* **Instructions to follow**: Copy everything in the listing below word for word, apart from any images.

(Collected data entries)

★ ★ ★ ★ ★ ★ ★

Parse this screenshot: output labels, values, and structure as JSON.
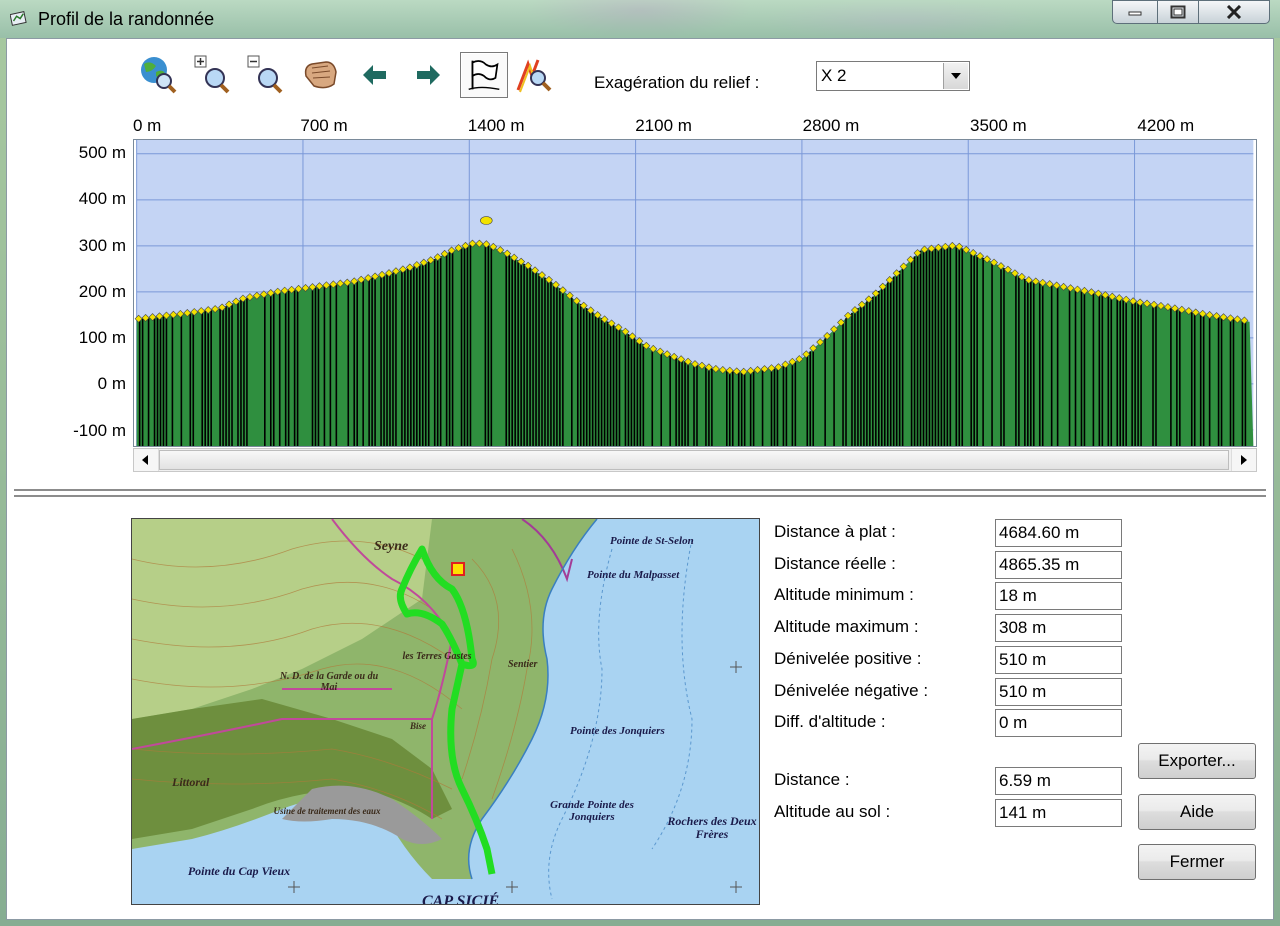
{
  "window": {
    "title": "Profil de la randonnée"
  },
  "toolbar": {
    "tools": [
      {
        "icon": "globe-zoom-icon"
      },
      {
        "icon": "zoom-in-icon"
      },
      {
        "icon": "zoom-out-icon"
      },
      {
        "icon": "pan-hand-icon"
      },
      {
        "icon": "arrow-left-icon"
      },
      {
        "icon": "arrow-right-icon"
      },
      {
        "icon": "flag-icon",
        "active": true
      },
      {
        "icon": "profile-zoom-icon"
      }
    ],
    "exaggeration_label": "Exagération du relief :",
    "exaggeration_value": "X 2"
  },
  "colors": {
    "plot_background": "#c4d4f4",
    "grid": "#7a98d8",
    "fill_green": "#2f8f3f",
    "fill_dark": "#000000",
    "marker": "#f2e200"
  },
  "chart_data": {
    "type": "area",
    "xlabel": "",
    "ylabel": "",
    "x_ticks": [
      "0 m",
      "700 m",
      "1400 m",
      "2100 m",
      "2800 m",
      "3500 m",
      "4200 m"
    ],
    "y_ticks": [
      "500 m",
      "400 m",
      "300 m",
      "200 m",
      "100 m",
      "0 m",
      "-100 m"
    ],
    "xlim": [
      0,
      4700
    ],
    "ylim": [
      -135,
      530
    ],
    "grid": true,
    "series": [
      {
        "x": [
          0,
          200,
          350,
          450,
          600,
          750,
          900,
          1050,
          1150,
          1250,
          1330,
          1420,
          1480,
          1550,
          1650,
          1750,
          1850,
          1950,
          2050,
          2150,
          2250,
          2350,
          2450,
          2550,
          2700,
          2800,
          2900,
          3000,
          3100,
          3200,
          3300,
          3450,
          3600,
          3750,
          3900,
          4050,
          4200,
          4350,
          4500,
          4684
        ],
        "y": [
          140,
          152,
          163,
          185,
          200,
          210,
          220,
          238,
          252,
          270,
          290,
          305,
          302,
          285,
          255,
          220,
          180,
          145,
          115,
          80,
          60,
          42,
          30,
          25,
          35,
          55,
          100,
          150,
          190,
          240,
          290,
          300,
          265,
          225,
          210,
          195,
          178,
          165,
          150,
          135
        ]
      }
    ],
    "outliers": [
      {
        "x": 1480,
        "y": 355
      }
    ]
  },
  "map": {
    "labels": [
      "Pointe de St-Selon",
      "Pointe du Malpasset",
      "Pointe des Jonquiers",
      "Grande Pointe des Jonquiers",
      "Rochers des Deux Frères",
      "Pointe du Cap Vieux",
      "CAP SICIÉ",
      "N. D. de la Garde ou du Mai",
      "les Terres Gastes",
      "Littoral",
      "Sentier",
      "Usine de traitement des eaux",
      "Seyne",
      "Bise"
    ]
  },
  "stats": [
    {
      "label": "Distance à plat :",
      "value": "4684.60 m"
    },
    {
      "label": "Distance réelle :",
      "value": "4865.35 m"
    },
    {
      "label": "Altitude minimum :",
      "value": "18 m"
    },
    {
      "label": "Altitude maximum :",
      "value": "308 m"
    },
    {
      "label": "Dénivelée positive :",
      "value": "510 m"
    },
    {
      "label": "Dénivelée négative :",
      "value": "510 m"
    },
    {
      "label": "Diff. d'altitude :",
      "value": "0 m"
    }
  ],
  "cursor": [
    {
      "label": "Distance :",
      "value": "6.59 m"
    },
    {
      "label": "Altitude au sol :",
      "value": "141 m"
    }
  ],
  "buttons": {
    "export": "Exporter...",
    "help": "Aide",
    "close": "Fermer"
  }
}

★ ★ ★ ★ ★ ★ ★

* **Task solution**:
Parse this screenshot: output labels, values, and structure as JSON.
{
  "window": {
    "title": "Profil de la randonnée"
  },
  "toolbar": {
    "tools": [
      {
        "icon": "globe-zoom-icon"
      },
      {
        "icon": "zoom-in-icon"
      },
      {
        "icon": "zoom-out-icon"
      },
      {
        "icon": "pan-hand-icon"
      },
      {
        "icon": "arrow-left-icon"
      },
      {
        "icon": "arrow-right-icon"
      },
      {
        "icon": "flag-icon",
        "active": true
      },
      {
        "icon": "profile-zoom-icon"
      }
    ],
    "exaggeration_label": "Exagération du relief :",
    "exaggeration_value": "X 2"
  },
  "colors": {
    "plot_background": "#c4d4f4",
    "grid": "#7a98d8",
    "fill_green": "#2f8f3f",
    "fill_dark": "#000000",
    "marker": "#f2e200"
  },
  "chart_data": {
    "type": "area",
    "xlabel": "",
    "ylabel": "",
    "x_ticks": [
      "0 m",
      "700 m",
      "1400 m",
      "2100 m",
      "2800 m",
      "3500 m",
      "4200 m"
    ],
    "y_ticks": [
      "500 m",
      "400 m",
      "300 m",
      "200 m",
      "100 m",
      "0 m",
      "-100 m"
    ],
    "xlim": [
      0,
      4700
    ],
    "ylim": [
      -135,
      530
    ],
    "grid": true,
    "series": [
      {
        "x": [
          0,
          200,
          350,
          450,
          600,
          750,
          900,
          1050,
          1150,
          1250,
          1330,
          1420,
          1480,
          1550,
          1650,
          1750,
          1850,
          1950,
          2050,
          2150,
          2250,
          2350,
          2450,
          2550,
          2700,
          2800,
          2900,
          3000,
          3100,
          3200,
          3300,
          3450,
          3600,
          3750,
          3900,
          4050,
          4200,
          4350,
          4500,
          4684
        ],
        "y": [
          140,
          152,
          163,
          185,
          200,
          210,
          220,
          238,
          252,
          270,
          290,
          305,
          302,
          285,
          255,
          220,
          180,
          145,
          115,
          80,
          60,
          42,
          30,
          25,
          35,
          55,
          100,
          150,
          190,
          240,
          290,
          300,
          265,
          225,
          210,
          195,
          178,
          165,
          150,
          135
        ]
      }
    ],
    "outliers": [
      {
        "x": 1480,
        "y": 355
      }
    ]
  },
  "map": {
    "labels": [
      "Pointe de St-Selon",
      "Pointe du Malpasset",
      "Pointe des Jonquiers",
      "Grande Pointe des Jonquiers",
      "Rochers des Deux Frères",
      "Pointe du Cap Vieux",
      "CAP SICIÉ",
      "N. D. de la Garde ou du Mai",
      "les Terres Gastes",
      "Littoral",
      "Sentier",
      "Usine de traitement des eaux",
      "Seyne",
      "Bise"
    ]
  },
  "stats": [
    {
      "label": "Distance à plat :",
      "value": "4684.60 m"
    },
    {
      "label": "Distance réelle :",
      "value": "4865.35 m"
    },
    {
      "label": "Altitude minimum :",
      "value": "18 m"
    },
    {
      "label": "Altitude maximum :",
      "value": "308 m"
    },
    {
      "label": "Dénivelée positive :",
      "value": "510 m"
    },
    {
      "label": "Dénivelée négative :",
      "value": "510 m"
    },
    {
      "label": "Diff. d'altitude :",
      "value": "0 m"
    }
  ],
  "cursor": [
    {
      "label": "Distance :",
      "value": "6.59 m"
    },
    {
      "label": "Altitude au sol :",
      "value": "141 m"
    }
  ],
  "buttons": {
    "export": "Exporter...",
    "help": "Aide",
    "close": "Fermer"
  }
}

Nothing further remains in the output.